SET PROBLEM: Of the lines in the entries, how many hold the word "other"? Give that number alone.

Data tied to figure images:
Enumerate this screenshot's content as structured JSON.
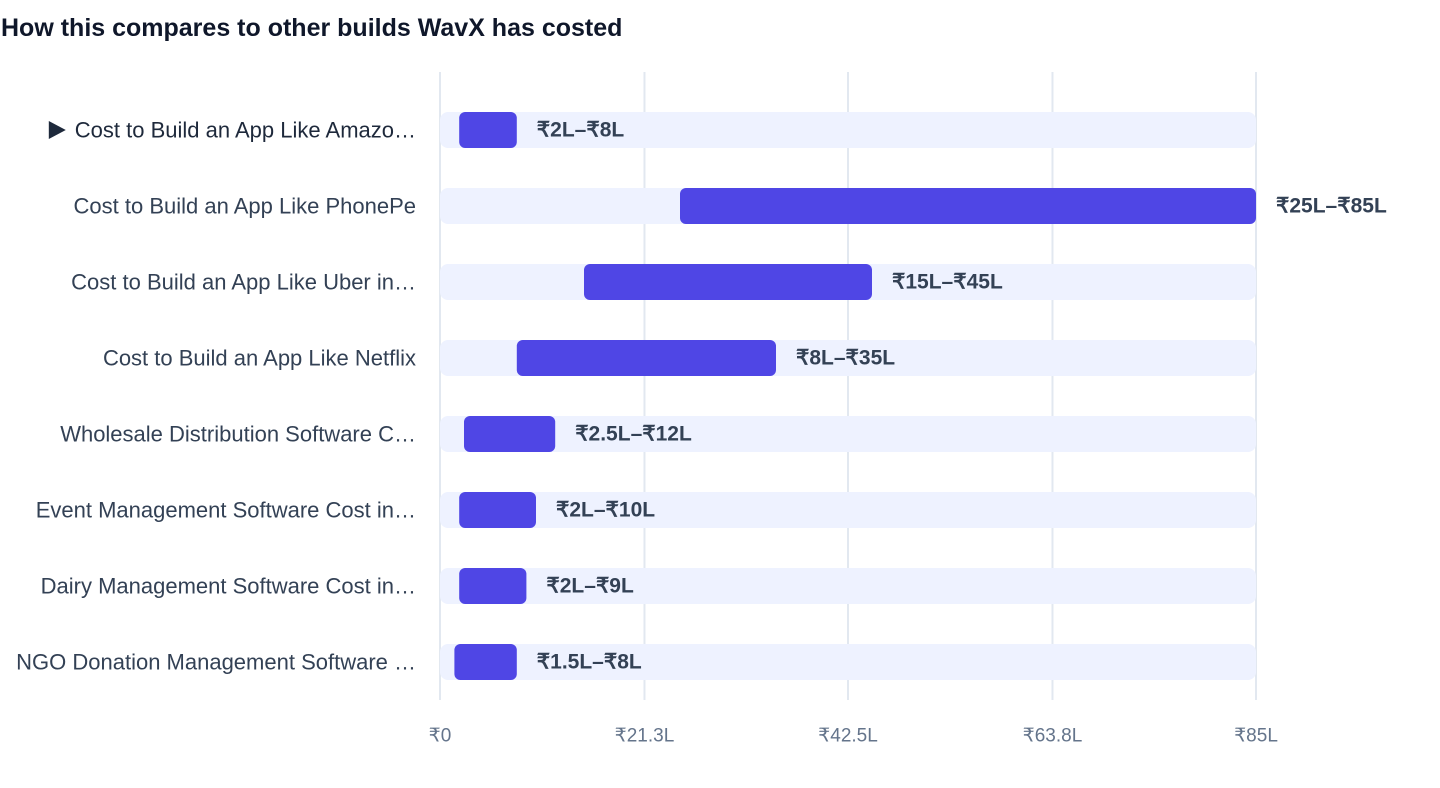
{
  "title": "How this compares to other builds WavX has costed",
  "colors": {
    "bar": "#4f46e5",
    "track": "#eef2ff",
    "grid": "#e2e8f0",
    "text": "#334155",
    "tick": "#64748b"
  },
  "chart_data": {
    "type": "bar",
    "orientation": "horizontal-range",
    "title": "How this compares to other builds WavX has costed",
    "xlim": [
      0,
      85
    ],
    "x_unit": "₹ lakh",
    "x_ticks": [
      0,
      21.3,
      42.5,
      63.8,
      85
    ],
    "x_tick_labels": [
      "₹0",
      "₹21.3L",
      "₹42.5L",
      "₹63.8L",
      "₹85L"
    ],
    "grid": true,
    "highlighted_index": 0,
    "categories": [
      "Cost to Build an App Like Amazo…",
      "Cost to Build an App Like PhonePe",
      "Cost to Build an App Like Uber in…",
      "Cost to Build an App Like Netflix",
      "Wholesale Distribution Software C…",
      "Event Management Software Cost in…",
      "Dairy Management Software Cost in…",
      "NGO Donation Management Software …"
    ],
    "ranges": [
      {
        "low": 2,
        "high": 8,
        "label": "₹2L–₹8L"
      },
      {
        "low": 25,
        "high": 85,
        "label": "₹25L–₹85L"
      },
      {
        "low": 15,
        "high": 45,
        "label": "₹15L–₹45L"
      },
      {
        "low": 8,
        "high": 35,
        "label": "₹8L–₹35L"
      },
      {
        "low": 2.5,
        "high": 12,
        "label": "₹2.5L–₹12L"
      },
      {
        "low": 2,
        "high": 10,
        "label": "₹2L–₹10L"
      },
      {
        "low": 2,
        "high": 9,
        "label": "₹2L–₹9L"
      },
      {
        "low": 1.5,
        "high": 8,
        "label": "₹1.5L–₹8L"
      }
    ]
  }
}
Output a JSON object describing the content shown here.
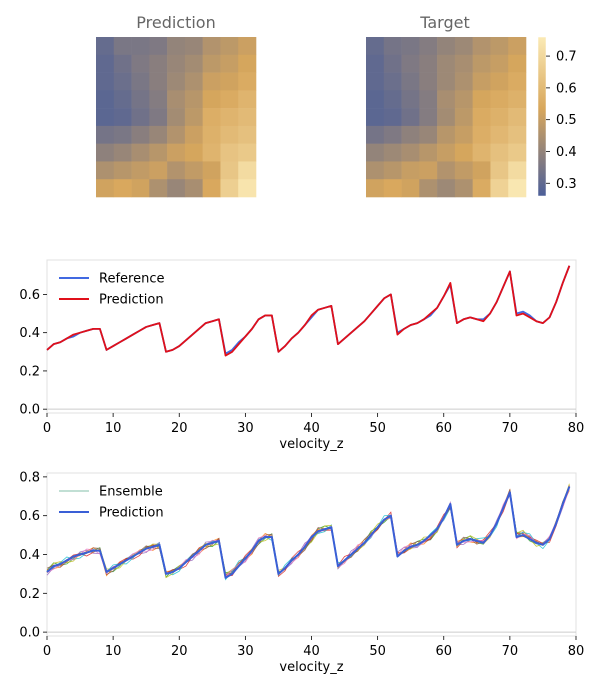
{
  "chart_data": [
    {
      "type": "heatmap",
      "title": "Prediction",
      "shape": [
        9,
        9
      ],
      "colorscale": [
        "#4c5f99",
        "#d8a75c",
        "#fbeab5"
      ],
      "z": [
        [
          0.31,
          0.35,
          0.35,
          0.36,
          0.4,
          0.41,
          0.46,
          0.48,
          0.51
        ],
        [
          0.3,
          0.33,
          0.36,
          0.38,
          0.41,
          0.43,
          0.48,
          0.5,
          0.53
        ],
        [
          0.3,
          0.32,
          0.35,
          0.38,
          0.42,
          0.45,
          0.51,
          0.52,
          0.55
        ],
        [
          0.29,
          0.31,
          0.34,
          0.37,
          0.44,
          0.47,
          0.53,
          0.55,
          0.58
        ],
        [
          0.29,
          0.3,
          0.33,
          0.36,
          0.43,
          0.48,
          0.56,
          0.58,
          0.6
        ],
        [
          0.34,
          0.35,
          0.38,
          0.41,
          0.46,
          0.51,
          0.57,
          0.6,
          0.62
        ],
        [
          0.39,
          0.41,
          0.44,
          0.47,
          0.51,
          0.53,
          0.58,
          0.63,
          0.65
        ],
        [
          0.45,
          0.47,
          0.49,
          0.51,
          0.46,
          0.49,
          0.52,
          0.64,
          0.71
        ],
        [
          0.52,
          0.54,
          0.52,
          0.45,
          0.41,
          0.44,
          0.54,
          0.67,
          0.74
        ]
      ]
    },
    {
      "type": "heatmap",
      "title": "Target",
      "shape": [
        9,
        9
      ],
      "colorscale": [
        "#4c5f99",
        "#d8a75c",
        "#fbeab5"
      ],
      "z": [
        [
          0.31,
          0.34,
          0.35,
          0.37,
          0.4,
          0.42,
          0.46,
          0.48,
          0.51
        ],
        [
          0.3,
          0.33,
          0.36,
          0.38,
          0.42,
          0.44,
          0.48,
          0.5,
          0.53
        ],
        [
          0.3,
          0.32,
          0.35,
          0.38,
          0.42,
          0.45,
          0.5,
          0.52,
          0.55
        ],
        [
          0.29,
          0.31,
          0.34,
          0.37,
          0.44,
          0.47,
          0.53,
          0.55,
          0.57
        ],
        [
          0.29,
          0.3,
          0.33,
          0.37,
          0.43,
          0.48,
          0.55,
          0.57,
          0.6
        ],
        [
          0.34,
          0.36,
          0.39,
          0.41,
          0.47,
          0.5,
          0.56,
          0.59,
          0.62
        ],
        [
          0.4,
          0.42,
          0.44,
          0.47,
          0.5,
          0.53,
          0.58,
          0.62,
          0.65
        ],
        [
          0.45,
          0.47,
          0.5,
          0.51,
          0.46,
          0.49,
          0.52,
          0.64,
          0.71
        ],
        [
          0.52,
          0.54,
          0.52,
          0.45,
          0.42,
          0.45,
          0.55,
          0.68,
          0.75
        ]
      ]
    },
    {
      "type": "colorbar",
      "range": [
        0.26,
        0.76
      ],
      "ticks": [
        "0.3",
        "0.4",
        "0.5",
        "0.6",
        "0.7"
      ],
      "tick_values": [
        0.3,
        0.4,
        0.5,
        0.6,
        0.7
      ]
    },
    {
      "type": "line",
      "xlabel": "velocity_z",
      "xlim": [
        0,
        80
      ],
      "ylim": [
        -0.02,
        0.78
      ],
      "xticks": [
        "0",
        "10",
        "20",
        "30",
        "40",
        "50",
        "60",
        "70",
        "80"
      ],
      "xtick_values": [
        0,
        10,
        20,
        30,
        40,
        50,
        60,
        70,
        80
      ],
      "yticks": [
        "0.0",
        "0.2",
        "0.4",
        "0.6"
      ],
      "ytick_values": [
        0.0,
        0.2,
        0.4,
        0.6
      ],
      "legend": "top-left",
      "series": [
        {
          "name": "Reference",
          "color": "#4169e1",
          "values": [
            0.31,
            0.34,
            0.35,
            0.37,
            0.38,
            0.4,
            0.41,
            0.42,
            0.42,
            0.31,
            0.33,
            0.35,
            0.37,
            0.39,
            0.41,
            0.43,
            0.44,
            0.45,
            0.3,
            0.31,
            0.33,
            0.36,
            0.39,
            0.42,
            0.45,
            0.46,
            0.47,
            0.29,
            0.31,
            0.35,
            0.38,
            0.42,
            0.47,
            0.49,
            0.49,
            0.3,
            0.33,
            0.37,
            0.4,
            0.44,
            0.48,
            0.52,
            0.53,
            0.54,
            0.34,
            0.37,
            0.4,
            0.43,
            0.46,
            0.5,
            0.54,
            0.58,
            0.6,
            0.4,
            0.42,
            0.44,
            0.45,
            0.47,
            0.49,
            0.53,
            0.59,
            0.65,
            0.45,
            0.47,
            0.48,
            0.47,
            0.47,
            0.5,
            0.56,
            0.64,
            0.72,
            0.5,
            0.51,
            0.49,
            0.46,
            0.45,
            0.48,
            0.56,
            0.66,
            0.75
          ]
        },
        {
          "name": "Prediction",
          "color": "#e0101a",
          "values": [
            0.31,
            0.34,
            0.35,
            0.37,
            0.39,
            0.4,
            0.41,
            0.42,
            0.42,
            0.31,
            0.33,
            0.35,
            0.37,
            0.39,
            0.41,
            0.43,
            0.44,
            0.45,
            0.3,
            0.31,
            0.33,
            0.36,
            0.39,
            0.42,
            0.45,
            0.46,
            0.47,
            0.28,
            0.3,
            0.34,
            0.38,
            0.42,
            0.47,
            0.49,
            0.49,
            0.3,
            0.33,
            0.37,
            0.4,
            0.44,
            0.49,
            0.52,
            0.53,
            0.54,
            0.34,
            0.37,
            0.4,
            0.43,
            0.46,
            0.5,
            0.54,
            0.58,
            0.6,
            0.39,
            0.42,
            0.44,
            0.45,
            0.47,
            0.5,
            0.53,
            0.59,
            0.66,
            0.45,
            0.47,
            0.48,
            0.47,
            0.46,
            0.5,
            0.56,
            0.64,
            0.72,
            0.49,
            0.5,
            0.48,
            0.46,
            0.45,
            0.48,
            0.56,
            0.66,
            0.75
          ]
        }
      ]
    },
    {
      "type": "line",
      "xlabel": "velocity_z",
      "xlim": [
        0,
        80
      ],
      "ylim": [
        -0.02,
        0.82
      ],
      "xticks": [
        "0",
        "10",
        "20",
        "30",
        "40",
        "50",
        "60",
        "70",
        "80"
      ],
      "xtick_values": [
        0,
        10,
        20,
        30,
        40,
        50,
        60,
        70,
        80
      ],
      "yticks": [
        "0.0",
        "0.2",
        "0.4",
        "0.6",
        "0.8"
      ],
      "ytick_values": [
        0.0,
        0.2,
        0.4,
        0.6,
        0.8
      ],
      "legend": "top-left",
      "ensemble_colors": [
        "#2ca02c",
        "#ff7f0e",
        "#9467bd",
        "#d62728",
        "#17becf",
        "#bcbd22",
        "#8c564b",
        "#e377c2"
      ],
      "series": [
        {
          "name": "Ensemble",
          "color": "#5aaa8c",
          "values": [
            0.31,
            0.34,
            0.35,
            0.37,
            0.38,
            0.4,
            0.41,
            0.42,
            0.42,
            0.31,
            0.33,
            0.35,
            0.37,
            0.39,
            0.41,
            0.43,
            0.44,
            0.45,
            0.3,
            0.31,
            0.33,
            0.36,
            0.39,
            0.42,
            0.45,
            0.46,
            0.47,
            0.29,
            0.31,
            0.35,
            0.38,
            0.42,
            0.47,
            0.49,
            0.49,
            0.3,
            0.33,
            0.37,
            0.4,
            0.44,
            0.48,
            0.52,
            0.53,
            0.54,
            0.34,
            0.37,
            0.4,
            0.43,
            0.46,
            0.5,
            0.54,
            0.58,
            0.6,
            0.4,
            0.42,
            0.44,
            0.45,
            0.47,
            0.49,
            0.53,
            0.59,
            0.65,
            0.45,
            0.47,
            0.48,
            0.47,
            0.47,
            0.5,
            0.56,
            0.64,
            0.72,
            0.5,
            0.51,
            0.49,
            0.46,
            0.45,
            0.48,
            0.56,
            0.66,
            0.75
          ]
        },
        {
          "name": "Prediction",
          "color": "#3a5fd6",
          "values": [
            0.31,
            0.34,
            0.35,
            0.37,
            0.39,
            0.4,
            0.41,
            0.42,
            0.42,
            0.31,
            0.33,
            0.35,
            0.37,
            0.39,
            0.41,
            0.43,
            0.44,
            0.45,
            0.3,
            0.31,
            0.33,
            0.36,
            0.39,
            0.42,
            0.45,
            0.46,
            0.47,
            0.28,
            0.3,
            0.34,
            0.38,
            0.42,
            0.47,
            0.49,
            0.49,
            0.3,
            0.33,
            0.37,
            0.4,
            0.44,
            0.49,
            0.52,
            0.53,
            0.54,
            0.34,
            0.37,
            0.4,
            0.43,
            0.46,
            0.5,
            0.54,
            0.58,
            0.6,
            0.39,
            0.42,
            0.44,
            0.45,
            0.47,
            0.5,
            0.53,
            0.59,
            0.66,
            0.45,
            0.47,
            0.48,
            0.47,
            0.46,
            0.5,
            0.56,
            0.64,
            0.72,
            0.49,
            0.5,
            0.48,
            0.46,
            0.45,
            0.48,
            0.56,
            0.66,
            0.75
          ]
        }
      ]
    }
  ]
}
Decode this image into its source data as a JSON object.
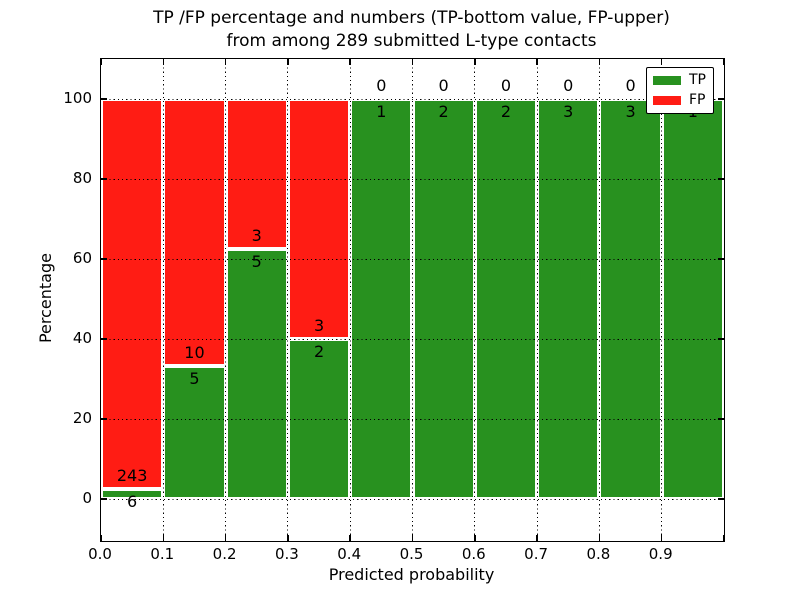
{
  "title": {
    "line1": "TP /FP percentage and numbers (TP-bottom value, FP-upper)",
    "line2": "from among 289 submitted L-type contacts"
  },
  "axes": {
    "xlabel": "Predicted probability",
    "ylabel": "Percentage",
    "x_tick_labels": [
      "0.0",
      "0.1",
      "0.2",
      "0.3",
      "0.4",
      "0.5",
      "0.6",
      "0.7",
      "0.8",
      "0.9"
    ],
    "y_tick_labels": [
      "0",
      "20",
      "40",
      "60",
      "80",
      "100"
    ],
    "y_tick_values": [
      0,
      20,
      40,
      60,
      80,
      100
    ],
    "xlim": [
      0.0,
      1.0
    ],
    "ylim": [
      -10.5,
      110
    ],
    "grid_style": "dotted"
  },
  "legend": {
    "position": "upper right",
    "items": [
      {
        "label": "TP",
        "color": "#28911f"
      },
      {
        "label": "FP",
        "color": "#ff1c14"
      }
    ]
  },
  "colors": {
    "tp": "#28911f",
    "fp": "#ff1c14",
    "bar_edge": "#ffffff",
    "text": "#000000",
    "background": "#ffffff"
  },
  "chart_data": {
    "type": "bar",
    "stacked": true,
    "normalized_to_percent": true,
    "title": "TP /FP percentage and numbers (TP-bottom value, FP-upper) from among 289 submitted L-type contacts",
    "xlabel": "Predicted probability",
    "ylabel": "Percentage",
    "total_contacts": 289,
    "bins": [
      "0.0-0.1",
      "0.1-0.2",
      "0.2-0.3",
      "0.3-0.4",
      "0.4-0.5",
      "0.5-0.6",
      "0.6-0.7",
      "0.7-0.8",
      "0.8-0.9",
      "0.9-1.0"
    ],
    "bin_width": 0.1,
    "series": [
      {
        "name": "TP",
        "values": [
          6,
          5,
          5,
          2,
          1,
          2,
          2,
          3,
          3,
          1
        ]
      },
      {
        "name": "FP",
        "values": [
          243,
          10,
          3,
          3,
          0,
          0,
          0,
          0,
          0,
          0
        ]
      }
    ],
    "tp_percent": [
      2.41,
      33.33,
      62.5,
      40.0,
      100,
      100,
      100,
      100,
      100,
      100
    ],
    "legend_position": "upper right",
    "grid": true
  }
}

TASK ANSWER: 2